• _Requirement_: Go through the entries below and write each one out exactly.

• _Listed records_:

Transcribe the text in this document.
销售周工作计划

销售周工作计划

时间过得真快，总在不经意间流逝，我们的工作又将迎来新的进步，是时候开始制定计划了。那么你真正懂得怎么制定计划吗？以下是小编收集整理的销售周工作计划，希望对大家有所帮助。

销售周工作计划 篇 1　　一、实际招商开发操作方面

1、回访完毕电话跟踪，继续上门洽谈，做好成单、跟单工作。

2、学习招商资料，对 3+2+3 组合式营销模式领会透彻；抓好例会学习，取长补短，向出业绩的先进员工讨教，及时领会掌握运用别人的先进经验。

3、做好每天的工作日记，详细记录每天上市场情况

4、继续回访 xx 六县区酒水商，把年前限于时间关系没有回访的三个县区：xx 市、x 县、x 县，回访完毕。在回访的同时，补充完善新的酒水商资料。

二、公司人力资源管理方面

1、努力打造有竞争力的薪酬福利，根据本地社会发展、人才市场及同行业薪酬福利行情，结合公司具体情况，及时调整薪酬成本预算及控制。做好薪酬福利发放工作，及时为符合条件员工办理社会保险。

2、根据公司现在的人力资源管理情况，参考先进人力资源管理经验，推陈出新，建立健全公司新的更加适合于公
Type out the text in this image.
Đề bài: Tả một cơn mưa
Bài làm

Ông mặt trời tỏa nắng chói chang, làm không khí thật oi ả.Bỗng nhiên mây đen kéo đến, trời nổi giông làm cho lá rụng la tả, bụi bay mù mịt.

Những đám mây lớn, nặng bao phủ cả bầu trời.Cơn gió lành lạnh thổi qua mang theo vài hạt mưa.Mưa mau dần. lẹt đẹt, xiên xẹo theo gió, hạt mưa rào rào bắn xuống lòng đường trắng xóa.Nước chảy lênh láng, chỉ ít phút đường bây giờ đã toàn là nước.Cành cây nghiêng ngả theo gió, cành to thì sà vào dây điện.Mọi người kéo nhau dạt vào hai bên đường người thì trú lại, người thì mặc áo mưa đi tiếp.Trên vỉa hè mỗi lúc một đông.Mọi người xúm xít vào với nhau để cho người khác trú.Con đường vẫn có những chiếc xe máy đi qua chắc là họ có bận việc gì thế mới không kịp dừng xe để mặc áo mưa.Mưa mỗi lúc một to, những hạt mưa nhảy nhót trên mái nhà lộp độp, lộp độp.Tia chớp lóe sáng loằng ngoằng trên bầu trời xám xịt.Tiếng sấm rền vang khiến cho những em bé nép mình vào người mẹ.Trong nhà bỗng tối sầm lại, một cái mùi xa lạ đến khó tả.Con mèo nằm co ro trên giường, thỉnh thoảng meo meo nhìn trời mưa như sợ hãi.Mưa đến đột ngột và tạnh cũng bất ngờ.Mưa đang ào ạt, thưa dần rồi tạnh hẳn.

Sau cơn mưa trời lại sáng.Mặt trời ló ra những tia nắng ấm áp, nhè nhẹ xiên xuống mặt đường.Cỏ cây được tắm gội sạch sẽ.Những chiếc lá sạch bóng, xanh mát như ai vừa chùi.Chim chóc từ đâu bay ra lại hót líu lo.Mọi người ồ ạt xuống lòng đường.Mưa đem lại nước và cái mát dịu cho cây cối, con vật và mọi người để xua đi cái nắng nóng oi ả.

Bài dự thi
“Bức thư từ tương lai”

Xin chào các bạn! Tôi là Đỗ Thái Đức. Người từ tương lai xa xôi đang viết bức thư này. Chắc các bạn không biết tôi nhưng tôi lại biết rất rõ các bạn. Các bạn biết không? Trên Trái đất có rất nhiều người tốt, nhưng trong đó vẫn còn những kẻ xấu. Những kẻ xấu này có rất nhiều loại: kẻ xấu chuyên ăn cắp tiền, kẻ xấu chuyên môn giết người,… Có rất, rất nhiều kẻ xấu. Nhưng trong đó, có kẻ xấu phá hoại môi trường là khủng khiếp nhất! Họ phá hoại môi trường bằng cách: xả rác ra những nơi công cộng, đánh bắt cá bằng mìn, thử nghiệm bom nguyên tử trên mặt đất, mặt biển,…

• _Result below_:
Transcribe the text in this document.
销售周工作计划

销售周工作计划

时间过得真快，总在不经意间流逝，我们的工作又将迎来新的进步，是时候开始制定计划了。那么你真正懂得怎么制定计划吗？以下是小编收集整理的销售周工作计划，希望对大家有所帮助。

销售周工作计划 篇 1　　一、实际招商开发操作方面

1、回访完毕电话跟踪，继续上门洽谈，做好成单、跟单工作。

2、学习招商资料，对 3+2+3 组合式营销模式领会透彻；抓好例会学习，取长补短，向出业绩的先进员工讨教，及时领会掌握运用别人的先进经验。

3、做好每天的工作日记，详细记录每天上市场情况

4、继续回访 xx 六县区酒水商，把年前限于时间关系没有回访的三个县区：xx 市、x 县、x 县，回访完毕。在回访的同时，补充完善新的酒水商资料。

二、公司人力资源管理方面

1、努力打造有竞争力的薪酬福利，根据本地社会发展、人才市场及同行业薪酬福利行情，结合公司具体情况，及时调整薪酬成本预算及控制。做好薪酬福利发放工作，及时为符合条件员工办理社会保险。

2、根据公司现在的人力资源管理情况，参考先进人力资源管理经验，推陈出新，建立健全公司新的更加适合于公
Type out the text in this image.
Đề bài: Tả một cơn mưa
Bài làm

Ông mặt trời tỏa nắng chói chang, làm không khí thật oi ả.Bỗng nhiên mây đen kéo đến, trời nổi giông làm cho lá rụng la tả, bụi bay mù mịt.

Những đám mây lớn, nặng bao phủ cả bầu trời.Cơn gió lành lạnh thổi qua mang theo vài hạt mưa.Mưa mau dần. lẹt đẹt, xiên xẹo theo gió, hạt mưa rào rào bắn xuống lòng đường trắng xóa.Nước chảy lênh láng, chỉ ít phút đường bây giờ đã toàn là nước.Cành cây nghiêng ngả theo gió, cành to thì sà vào dây điện.Mọi người kéo nhau dạt vào hai bên đường người thì trú lại, người thì mặc áo mưa đi tiếp.Trên vỉa hè mỗi lúc một đông.Mọi người xúm xít vào với nhau để cho người khác trú.Con đường vẫn có những chiếc xe máy đi qua chắc là họ có bận việc gì thế mới không kịp dừng xe để mặc áo mưa.Mưa mỗi lúc một to, những hạt mưa nhảy nhót trên mái nhà lộp độp, lộp độp.Tia chớp lóe sáng loằng ngoằng trên bầu trời xám xịt.Tiếng sấm rền vang khiến cho những em bé nép mình vào người mẹ.Trong nhà bỗng tối sầm lại, một cái mùi xa lạ đến khó tả.Con mèo nằm co ro trên giường, thỉnh thoảng meo meo nhìn trời mưa như sợ hãi.Mưa đến đột ngột và tạnh cũng bất ngờ.Mưa đang ào ạt, thưa dần rồi tạnh hẳn.

Sau cơn mưa trời lại sáng.Mặt trời ló ra những tia nắng ấm áp, nhè nhẹ xiên xuống mặt đường.Cỏ cây được tắm gội sạch sẽ.Những chiếc lá sạch bóng, xanh mát như ai vừa chùi.Chim chóc từ đâu bay ra lại hót líu lo.Mọi người ồ ạt xuống lòng đường.Mưa đem lại nước và cái mát dịu cho cây cối, con vật và mọi người để xua đi cái nắng nóng oi ả.

Bài dự thi
“Bức thư từ tương lai”

Xin chào các bạn! Tôi là Đỗ Thái Đức. Người từ tương lai xa xôi đang viết bức thư này. Chắc các bạn không biết tôi nhưng tôi lại biết rất rõ các bạn. Các bạn biết không? Trên Trái đất có rất nhiều người tốt, nhưng trong đó vẫn còn những kẻ xấu. Những kẻ xấu này có rất nhiều loại: kẻ xấu chuyên ăn cắp tiền, kẻ xấu chuyên môn giết người,… Có rất, rất nhiều kẻ xấu. Nhưng trong đó, có kẻ xấu phá hoại môi trường là khủng khiếp nhất! Họ phá hoại môi trường bằng cách: xả rác ra những nơi công cộng, đánh bắt cá bằng mìn, thử nghiệm bom nguyên tử trên mặt đất, mặt biển,…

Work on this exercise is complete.